Directions for this task ::
Below are the records; reproduce all of them exactly but without any images.

>> Begin Dataset extract

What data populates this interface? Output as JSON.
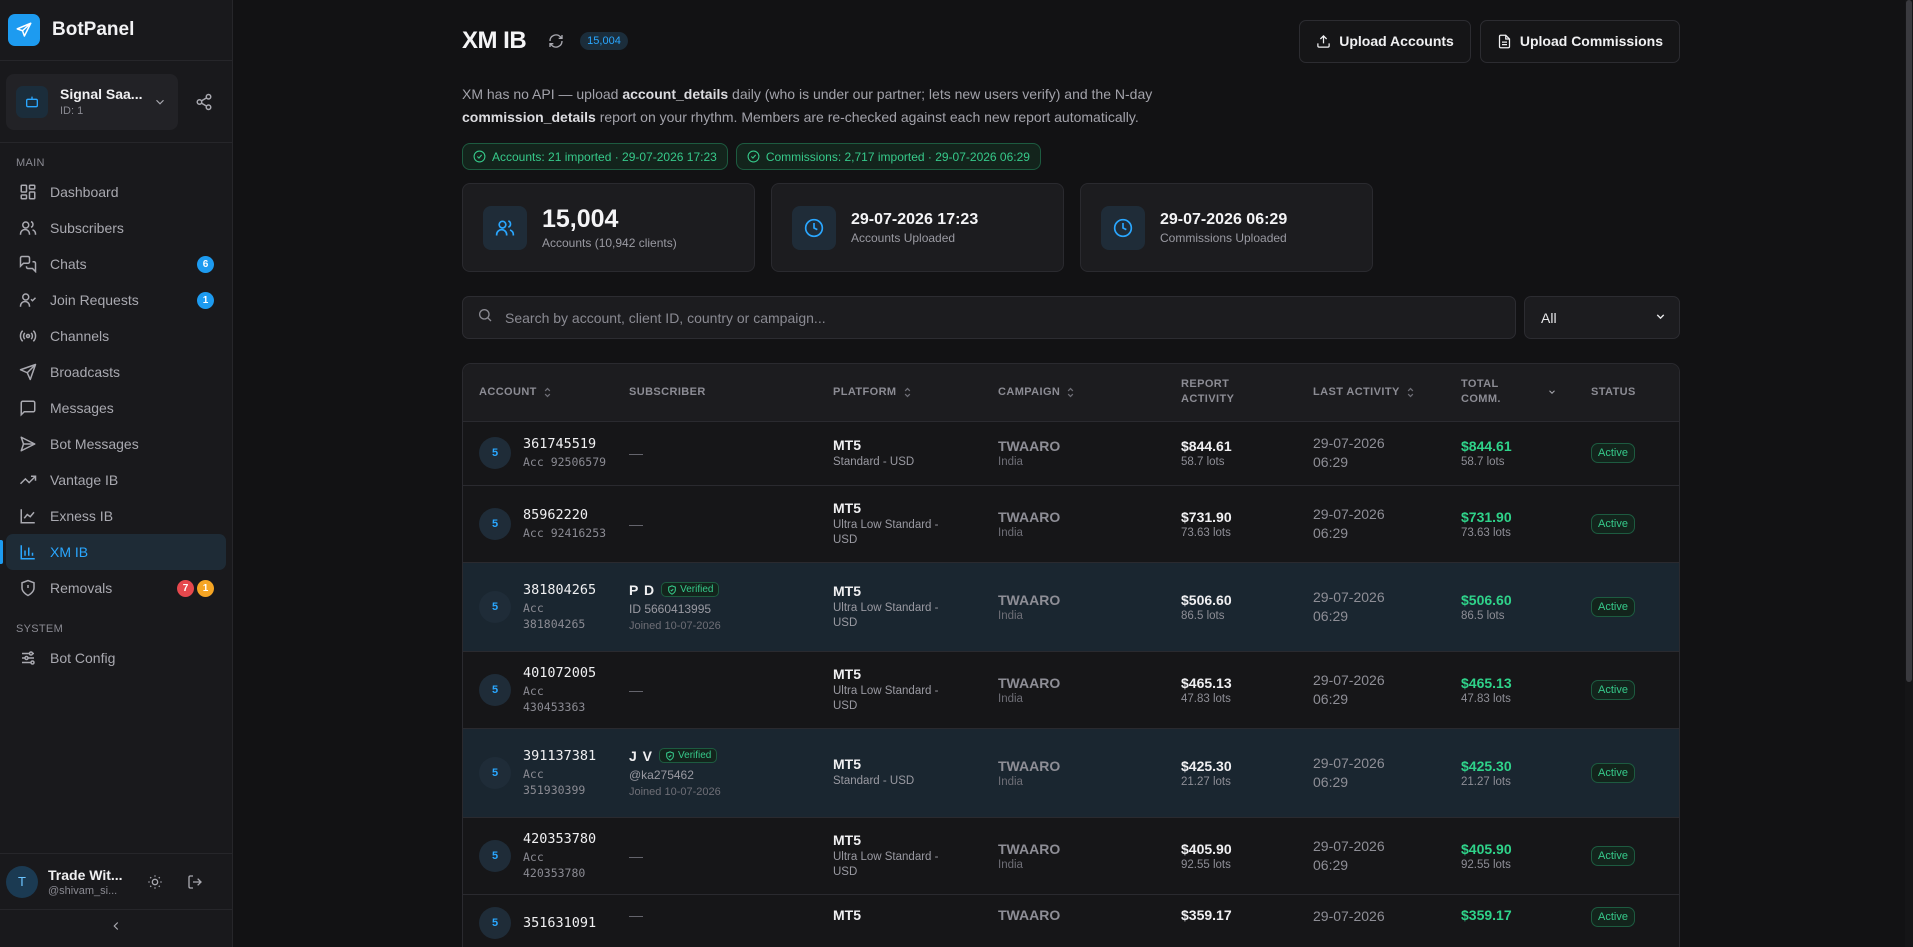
{
  "app": {
    "name": "BotPanel"
  },
  "workspace": {
    "name": "Signal Saa...",
    "id_label": "ID: 1"
  },
  "sidebar": {
    "main_label": "MAIN",
    "system_label": "SYSTEM",
    "items": [
      {
        "label": "Dashboard"
      },
      {
        "label": "Subscribers"
      },
      {
        "label": "Chats",
        "badge": "6"
      },
      {
        "label": "Join Requests",
        "badge": "1"
      },
      {
        "label": "Channels"
      },
      {
        "label": "Broadcasts"
      },
      {
        "label": "Messages"
      },
      {
        "label": "Bot Messages"
      },
      {
        "label": "Vantage IB"
      },
      {
        "label": "Exness IB"
      },
      {
        "label": "XM IB"
      },
      {
        "label": "Removals",
        "badge_red": "7",
        "badge_orange": "1"
      }
    ],
    "system_items": [
      {
        "label": "Bot Config"
      }
    ]
  },
  "user": {
    "initial": "T",
    "name": "Trade Wit...",
    "handle": "@shivam_si..."
  },
  "page": {
    "title": "XM IB",
    "count": "15,004",
    "upload_accounts": "Upload Accounts",
    "upload_commissions": "Upload Commissions",
    "desc": {
      "p1": "XM has no API — upload ",
      "b1": "account_details",
      "p2": " daily (who is under our partner; lets new users verify) and the N-day ",
      "b2": "commission_details",
      "p3": " report on your rhythm. Members are re-checked against each new report automatically."
    },
    "chip_accounts": "Accounts: 21 imported · 29-07-2026 17:23",
    "chip_commissions": "Commissions: 2,717 imported · 29-07-2026 06:29"
  },
  "stats": [
    {
      "value": "15,004",
      "label": "Accounts (10,942 clients)"
    },
    {
      "value": "29-07-2026 17:23",
      "label": "Accounts Uploaded"
    },
    {
      "value": "29-07-2026 06:29",
      "label": "Commissions Uploaded"
    }
  ],
  "search": {
    "placeholder": "Search by account, client ID, country or campaign..."
  },
  "filter": {
    "selected": "All"
  },
  "table": {
    "headers": {
      "account": "ACCOUNT",
      "subscriber": "SUBSCRIBER",
      "platform": "PLATFORM",
      "campaign": "CAMPAIGN",
      "report1": "REPORT",
      "report2": "ACTIVITY",
      "last": "LAST ACTIVITY",
      "total1": "TOTAL",
      "total2": "COMM.",
      "status": "STATUS"
    },
    "rows": [
      {
        "level": "5",
        "account": "361745519",
        "acc_sub": "Acc 92506579",
        "sub_name": "",
        "platform": "MT5",
        "platform_sub": "Standard - USD",
        "campaign": "TWAARO",
        "country": "India",
        "report": "$844.61",
        "report_lots": "58.7 lots",
        "last1": "29-07-2026",
        "last2": "06:29",
        "total": "$844.61",
        "total_lots": "58.7 lots",
        "status": "Active"
      },
      {
        "level": "5",
        "account": "85962220",
        "acc_sub": "Acc 92416253",
        "sub_name": "",
        "platform": "MT5",
        "platform_sub": "Ultra Low Standard - USD",
        "campaign": "TWAARO",
        "country": "India",
        "report": "$731.90",
        "report_lots": "73.63 lots",
        "last1": "29-07-2026",
        "last2": "06:29",
        "total": "$731.90",
        "total_lots": "73.63 lots",
        "status": "Active"
      },
      {
        "level": "5",
        "account": "381804265",
        "acc_sub": "Acc 381804265",
        "sub_name": "P D",
        "verified": "Verified",
        "sub_line": "ID 5660413995",
        "sub_join": "Joined 10-07-2026",
        "platform": "MT5",
        "platform_sub": "Ultra Low Standard - USD",
        "campaign": "TWAARO",
        "country": "India",
        "report": "$506.60",
        "report_lots": "86.5 lots",
        "last1": "29-07-2026",
        "last2": "06:29",
        "total": "$506.60",
        "total_lots": "86.5 lots",
        "status": "Active"
      },
      {
        "level": "5",
        "account": "401072005",
        "acc_sub": "Acc 430453363",
        "sub_name": "",
        "platform": "MT5",
        "platform_sub": "Ultra Low Standard - USD",
        "campaign": "TWAARO",
        "country": "India",
        "report": "$465.13",
        "report_lots": "47.83 lots",
        "last1": "29-07-2026",
        "last2": "06:29",
        "total": "$465.13",
        "total_lots": "47.83 lots",
        "status": "Active"
      },
      {
        "level": "5",
        "account": "391137381",
        "acc_sub": "Acc 351930399",
        "sub_name": "J V",
        "verified": "Verified",
        "sub_line": "@ka275462",
        "sub_join": "Joined 10-07-2026",
        "platform": "MT5",
        "platform_sub": "Standard - USD",
        "campaign": "TWAARO",
        "country": "India",
        "report": "$425.30",
        "report_lots": "21.27 lots",
        "last1": "29-07-2026",
        "last2": "06:29",
        "total": "$425.30",
        "total_lots": "21.27 lots",
        "status": "Active"
      },
      {
        "level": "5",
        "account": "420353780",
        "acc_sub": "Acc 420353780",
        "sub_name": "",
        "platform": "MT5",
        "platform_sub": "Ultra Low Standard - USD",
        "campaign": "TWAARO",
        "country": "India",
        "report": "$405.90",
        "report_lots": "92.55 lots",
        "last1": "29-07-2026",
        "last2": "06:29",
        "total": "$405.90",
        "total_lots": "92.55 lots",
        "status": "Active"
      },
      {
        "level": "5",
        "account": "351631091",
        "acc_sub": "",
        "sub_name": "",
        "platform": "MT5",
        "platform_sub": "",
        "campaign": "TWAARO",
        "country": "",
        "report": "$359.17",
        "report_lots": "",
        "last1": "29-07-2026",
        "last2": "",
        "total": "$359.17",
        "total_lots": "",
        "status": "Active"
      }
    ]
  },
  "colors": {
    "accent": "#1d9bf0",
    "success": "#2fd38a",
    "background": "#121214",
    "danger": "#e5484d",
    "warning": "#f5a524"
  }
}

>> End Dataset extract

Result of this exercise ::
What data populates this interface? Output as JSON.
{
  "app": {
    "name": "BotPanel"
  },
  "workspace": {
    "name": "Signal Saa...",
    "id_label": "ID: 1"
  },
  "sidebar": {
    "main_label": "MAIN",
    "system_label": "SYSTEM",
    "items": [
      {
        "label": "Dashboard"
      },
      {
        "label": "Subscribers"
      },
      {
        "label": "Chats",
        "badge": "6"
      },
      {
        "label": "Join Requests",
        "badge": "1"
      },
      {
        "label": "Channels"
      },
      {
        "label": "Broadcasts"
      },
      {
        "label": "Messages"
      },
      {
        "label": "Bot Messages"
      },
      {
        "label": "Vantage IB"
      },
      {
        "label": "Exness IB"
      },
      {
        "label": "XM IB"
      },
      {
        "label": "Removals",
        "badge_red": "7",
        "badge_orange": "1"
      }
    ],
    "system_items": [
      {
        "label": "Bot Config"
      }
    ]
  },
  "user": {
    "initial": "T",
    "name": "Trade Wit...",
    "handle": "@shivam_si..."
  },
  "page": {
    "title": "XM IB",
    "count": "15,004",
    "upload_accounts": "Upload Accounts",
    "upload_commissions": "Upload Commissions",
    "desc": {
      "p1": "XM has no API — upload ",
      "b1": "account_details",
      "p2": " daily (who is under our partner; lets new users verify) and the N-day ",
      "b2": "commission_details",
      "p3": " report on your rhythm. Members are re-checked against each new report automatically."
    },
    "chip_accounts": "Accounts: 21 imported · 29-07-2026 17:23",
    "chip_commissions": "Commissions: 2,717 imported · 29-07-2026 06:29"
  },
  "stats": [
    {
      "value": "15,004",
      "label": "Accounts (10,942 clients)"
    },
    {
      "value": "29-07-2026 17:23",
      "label": "Accounts Uploaded"
    },
    {
      "value": "29-07-2026 06:29",
      "label": "Commissions Uploaded"
    }
  ],
  "search": {
    "placeholder": "Search by account, client ID, country or campaign..."
  },
  "filter": {
    "selected": "All"
  },
  "table": {
    "headers": {
      "account": "ACCOUNT",
      "subscriber": "SUBSCRIBER",
      "platform": "PLATFORM",
      "campaign": "CAMPAIGN",
      "report1": "REPORT",
      "report2": "ACTIVITY",
      "last": "LAST ACTIVITY",
      "total1": "TOTAL",
      "total2": "COMM.",
      "status": "STATUS"
    },
    "rows": [
      {
        "level": "5",
        "account": "361745519",
        "acc_sub": "Acc 92506579",
        "sub_name": "",
        "platform": "MT5",
        "platform_sub": "Standard - USD",
        "campaign": "TWAARO",
        "country": "India",
        "report": "$844.61",
        "report_lots": "58.7 lots",
        "last1": "29-07-2026",
        "last2": "06:29",
        "total": "$844.61",
        "total_lots": "58.7 lots",
        "status": "Active"
      },
      {
        "level": "5",
        "account": "85962220",
        "acc_sub": "Acc 92416253",
        "sub_name": "",
        "platform": "MT5",
        "platform_sub": "Ultra Low Standard - USD",
        "campaign": "TWAARO",
        "country": "India",
        "report": "$731.90",
        "report_lots": "73.63 lots",
        "last1": "29-07-2026",
        "last2": "06:29",
        "total": "$731.90",
        "total_lots": "73.63 lots",
        "status": "Active"
      },
      {
        "level": "5",
        "account": "381804265",
        "acc_sub": "Acc 381804265",
        "sub_name": "P D",
        "verified": "Verified",
        "sub_line": "ID 5660413995",
        "sub_join": "Joined 10-07-2026",
        "platform": "MT5",
        "platform_sub": "Ultra Low Standard - USD",
        "campaign": "TWAARO",
        "country": "India",
        "report": "$506.60",
        "report_lots": "86.5 lots",
        "last1": "29-07-2026",
        "last2": "06:29",
        "total": "$506.60",
        "total_lots": "86.5 lots",
        "status": "Active"
      },
      {
        "level": "5",
        "account": "401072005",
        "acc_sub": "Acc 430453363",
        "sub_name": "",
        "platform": "MT5",
        "platform_sub": "Ultra Low Standard - USD",
        "campaign": "TWAARO",
        "country": "India",
        "report": "$465.13",
        "report_lots": "47.83 lots",
        "last1": "29-07-2026",
        "last2": "06:29",
        "total": "$465.13",
        "total_lots": "47.83 lots",
        "status": "Active"
      },
      {
        "level": "5",
        "account": "391137381",
        "acc_sub": "Acc 351930399",
        "sub_name": "J V",
        "verified": "Verified",
        "sub_line": "@ka275462",
        "sub_join": "Joined 10-07-2026",
        "platform": "MT5",
        "platform_sub": "Standard - USD",
        "campaign": "TWAARO",
        "country": "India",
        "report": "$425.30",
        "report_lots": "21.27 lots",
        "last1": "29-07-2026",
        "last2": "06:29",
        "total": "$425.30",
        "total_lots": "21.27 lots",
        "status": "Active"
      },
      {
        "level": "5",
        "account": "420353780",
        "acc_sub": "Acc 420353780",
        "sub_name": "",
        "platform": "MT5",
        "platform_sub": "Ultra Low Standard - USD",
        "campaign": "TWAARO",
        "country": "India",
        "report": "$405.90",
        "report_lots": "92.55 lots",
        "last1": "29-07-2026",
        "last2": "06:29",
        "total": "$405.90",
        "total_lots": "92.55 lots",
        "status": "Active"
      },
      {
        "level": "5",
        "account": "351631091",
        "acc_sub": "",
        "sub_name": "",
        "platform": "MT5",
        "platform_sub": "",
        "campaign": "TWAARO",
        "country": "",
        "report": "$359.17",
        "report_lots": "",
        "last1": "29-07-2026",
        "last2": "",
        "total": "$359.17",
        "total_lots": "",
        "status": "Active"
      }
    ]
  },
  "colors": {
    "accent": "#1d9bf0",
    "success": "#2fd38a",
    "background": "#121214",
    "danger": "#e5484d",
    "warning": "#f5a524"
  }
}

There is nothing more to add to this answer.